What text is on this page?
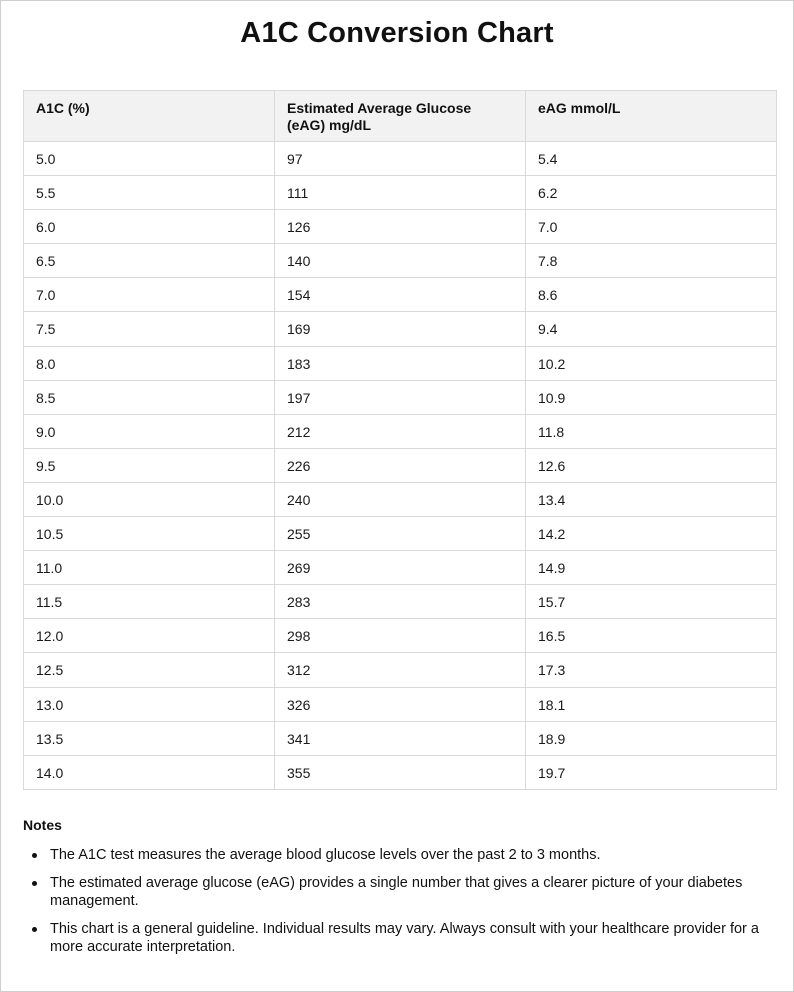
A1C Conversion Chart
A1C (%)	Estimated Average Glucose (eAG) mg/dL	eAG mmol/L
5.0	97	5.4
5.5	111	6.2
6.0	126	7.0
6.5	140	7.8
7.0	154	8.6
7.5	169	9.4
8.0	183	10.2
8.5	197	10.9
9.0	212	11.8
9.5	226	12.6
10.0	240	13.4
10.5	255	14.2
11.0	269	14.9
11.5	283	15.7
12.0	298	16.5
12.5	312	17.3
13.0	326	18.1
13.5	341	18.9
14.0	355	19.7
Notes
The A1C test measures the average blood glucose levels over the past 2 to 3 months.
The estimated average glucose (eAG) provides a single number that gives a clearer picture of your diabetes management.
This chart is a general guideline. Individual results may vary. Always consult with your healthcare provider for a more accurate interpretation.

⁂

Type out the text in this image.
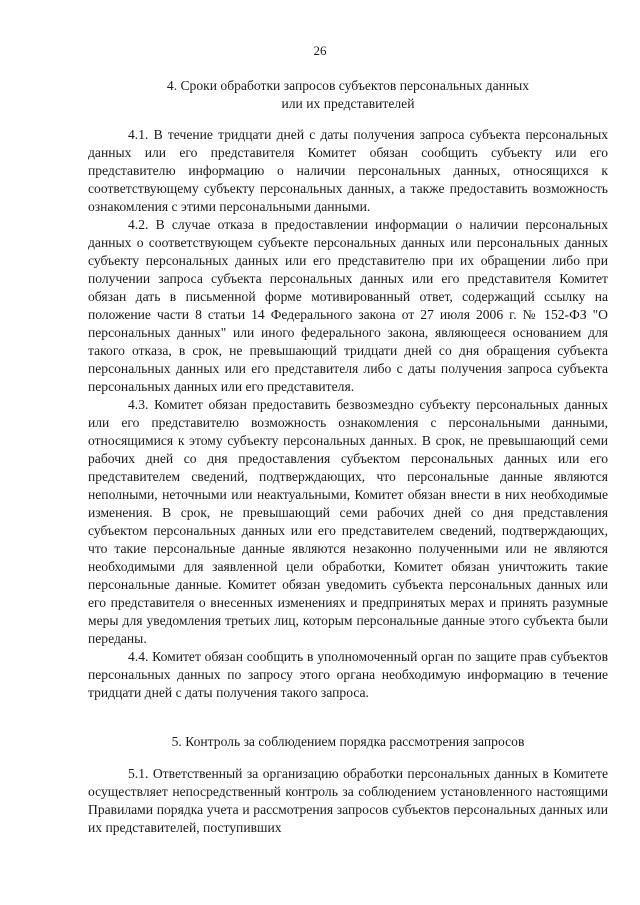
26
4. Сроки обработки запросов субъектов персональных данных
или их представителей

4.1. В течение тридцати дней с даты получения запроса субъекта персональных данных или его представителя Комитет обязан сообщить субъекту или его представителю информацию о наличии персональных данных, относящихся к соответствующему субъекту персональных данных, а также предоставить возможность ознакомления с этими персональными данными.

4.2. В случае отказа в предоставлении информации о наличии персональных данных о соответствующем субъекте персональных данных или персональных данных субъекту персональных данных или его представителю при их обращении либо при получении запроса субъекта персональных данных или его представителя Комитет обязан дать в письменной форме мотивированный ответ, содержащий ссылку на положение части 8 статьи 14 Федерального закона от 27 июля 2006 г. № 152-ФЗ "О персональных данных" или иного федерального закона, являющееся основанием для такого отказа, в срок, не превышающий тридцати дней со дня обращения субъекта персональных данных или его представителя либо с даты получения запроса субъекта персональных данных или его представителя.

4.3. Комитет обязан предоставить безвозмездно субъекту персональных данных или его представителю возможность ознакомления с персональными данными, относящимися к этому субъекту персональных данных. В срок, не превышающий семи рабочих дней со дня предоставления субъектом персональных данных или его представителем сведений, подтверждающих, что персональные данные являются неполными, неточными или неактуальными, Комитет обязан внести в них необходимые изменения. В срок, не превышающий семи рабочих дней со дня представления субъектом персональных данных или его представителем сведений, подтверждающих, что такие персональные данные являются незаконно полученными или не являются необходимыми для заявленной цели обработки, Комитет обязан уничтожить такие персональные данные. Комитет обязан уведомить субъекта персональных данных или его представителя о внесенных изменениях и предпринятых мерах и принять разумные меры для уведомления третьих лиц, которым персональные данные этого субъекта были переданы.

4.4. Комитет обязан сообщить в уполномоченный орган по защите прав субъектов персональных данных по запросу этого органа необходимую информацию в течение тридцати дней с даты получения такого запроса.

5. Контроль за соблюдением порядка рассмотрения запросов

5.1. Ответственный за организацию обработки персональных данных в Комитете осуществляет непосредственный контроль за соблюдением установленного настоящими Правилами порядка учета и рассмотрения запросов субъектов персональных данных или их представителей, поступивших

⁂

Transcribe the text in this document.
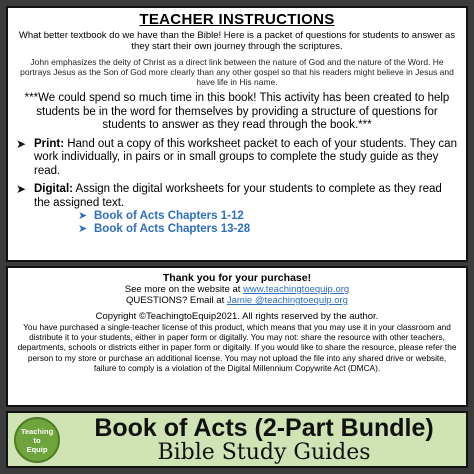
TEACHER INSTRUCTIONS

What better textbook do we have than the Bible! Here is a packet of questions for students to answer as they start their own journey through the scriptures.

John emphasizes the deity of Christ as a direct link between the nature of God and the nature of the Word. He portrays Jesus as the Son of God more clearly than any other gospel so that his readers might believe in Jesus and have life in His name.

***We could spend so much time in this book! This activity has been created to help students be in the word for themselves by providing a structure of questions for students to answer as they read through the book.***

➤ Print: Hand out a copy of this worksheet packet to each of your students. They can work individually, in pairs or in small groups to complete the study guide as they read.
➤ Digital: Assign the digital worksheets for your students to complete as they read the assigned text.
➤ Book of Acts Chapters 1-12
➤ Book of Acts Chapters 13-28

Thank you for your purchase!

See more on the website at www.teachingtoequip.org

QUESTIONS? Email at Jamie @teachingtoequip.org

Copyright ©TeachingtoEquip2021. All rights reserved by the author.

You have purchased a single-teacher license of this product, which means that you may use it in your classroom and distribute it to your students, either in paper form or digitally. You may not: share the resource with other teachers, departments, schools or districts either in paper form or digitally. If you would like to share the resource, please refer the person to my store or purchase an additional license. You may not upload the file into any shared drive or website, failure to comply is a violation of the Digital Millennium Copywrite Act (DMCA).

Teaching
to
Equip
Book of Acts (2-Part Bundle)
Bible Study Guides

⁂

**SET PROBLEM:**
Identify every line above with the string "наличии" in it. Copy those lines.

**ANSWER TO THE TASK:**
4.1. В течение тридцати дней с даты получения запроса субъекта персональных данных или его представителя Комитет обязан сообщить субъекту или его представителю информацию о наличии персональных данных, относящихся к соответствующему субъекту персональных данных, а также предоставить возможность ознакомления с этими персональными данными.
4.2. В случае отказа в предоставлении информации о наличии персональных данных о соответствующем субъекте персональных данных или персональных данных субъекту персональных данных или его представителю при их обращении либо при получении запроса субъекта персональных данных или его представителя Комитет обязан дать в письменной форме мотивированный ответ, содержащий ссылку на положение части 8 статьи 14 Федерального закона от 27 июля 2006 г. № 152-ФЗ "О персональных данных" или иного федерального закона, являющееся основанием для такого отказа, в срок, не превышающий тридцати дней со дня обращения субъекта персональных данных или его представителя либо с даты получения запроса субъекта персональных данных или его представителя.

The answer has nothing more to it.